§ The request: Pictures in the records should not be copied, but every other part must be repeated exactly.

§ Rows:
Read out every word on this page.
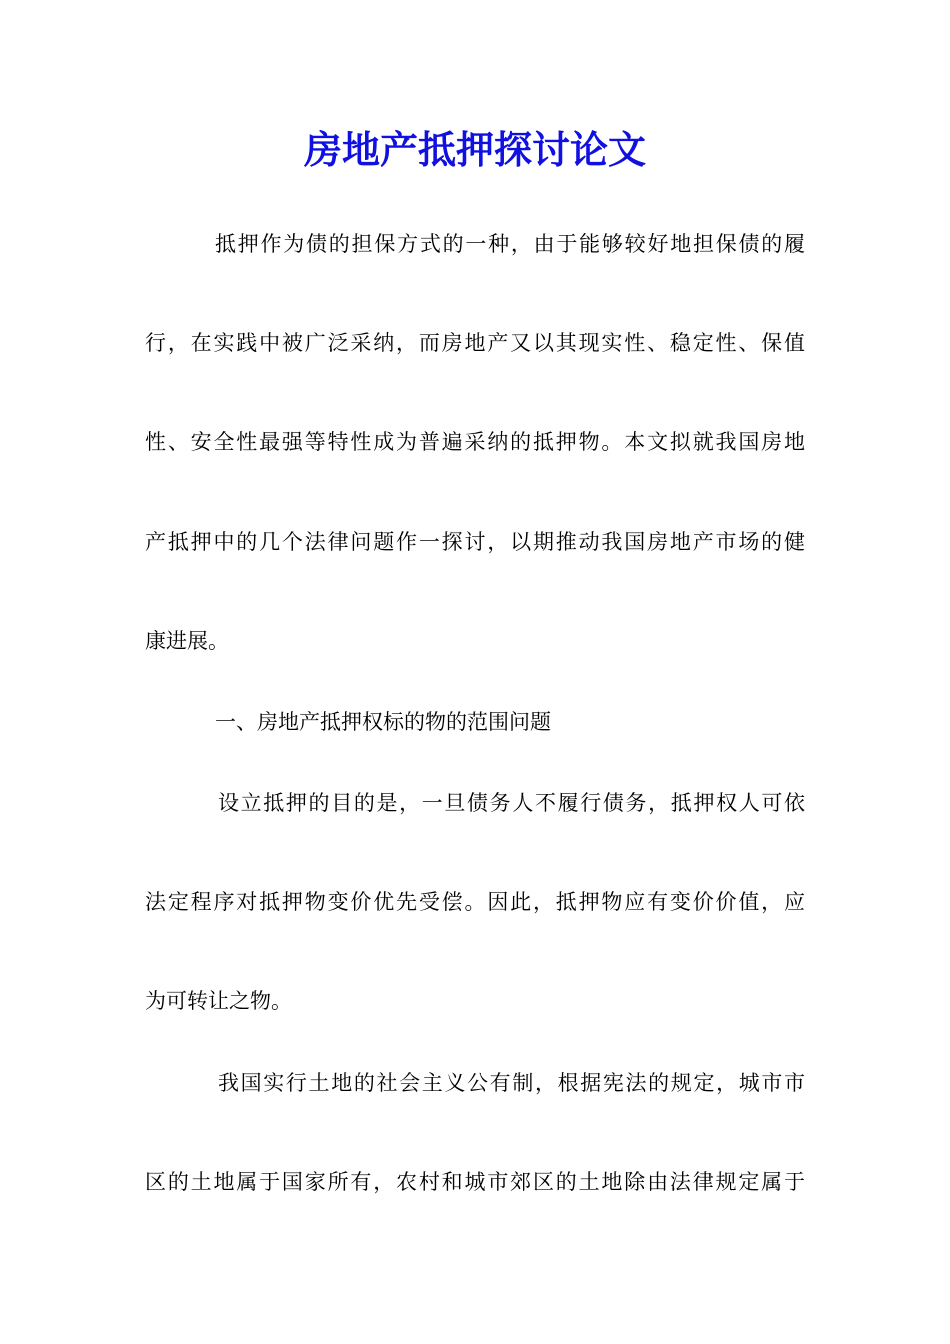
房地产抵押探讨论文

抵押作为债的担保方式的一种，由于能够较好地担保债的履

行，在实践中被广泛采纳，而房地产又以其现实性、稳定性、保值

性、安全性最强等特性成为普遍采纳的抵押物。本文拟就我国房地

产抵押中的几个法律问题作一探讨，以期推动我国房地产市场的健

康进展。

一、房地产抵押权标的物的范围问题

设立抵押的目的是，一旦债务人不履行债务，抵押权人可依

法定程序对抵押物变价优先受偿。因此，抵押物应有变价价值，应

为可转让之物。

我国实行土地的社会主义公有制，根据宪法的规定，城市市

区的土地属于国家所有，农村和城市郊区的土地除由法律规定属于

§ The solution:
Read out every word on this page.
房地产抵押探讨论文

抵押作为债的担保方式的一种，由于能够较好地担保债的履

行，在实践中被广泛采纳，而房地产又以其现实性、稳定性、保值

性、安全性最强等特性成为普遍采纳的抵押物。本文拟就我国房地

产抵押中的几个法律问题作一探讨，以期推动我国房地产市场的健

康进展。

一、房地产抵押权标的物的范围问题

设立抵押的目的是，一旦债务人不履行债务，抵押权人可依

法定程序对抵押物变价优先受偿。因此，抵押物应有变价价值，应

为可转让之物。

我国实行土地的社会主义公有制，根据宪法的规定，城市市

区的土地属于国家所有，农村和城市郊区的土地除由法律规定属于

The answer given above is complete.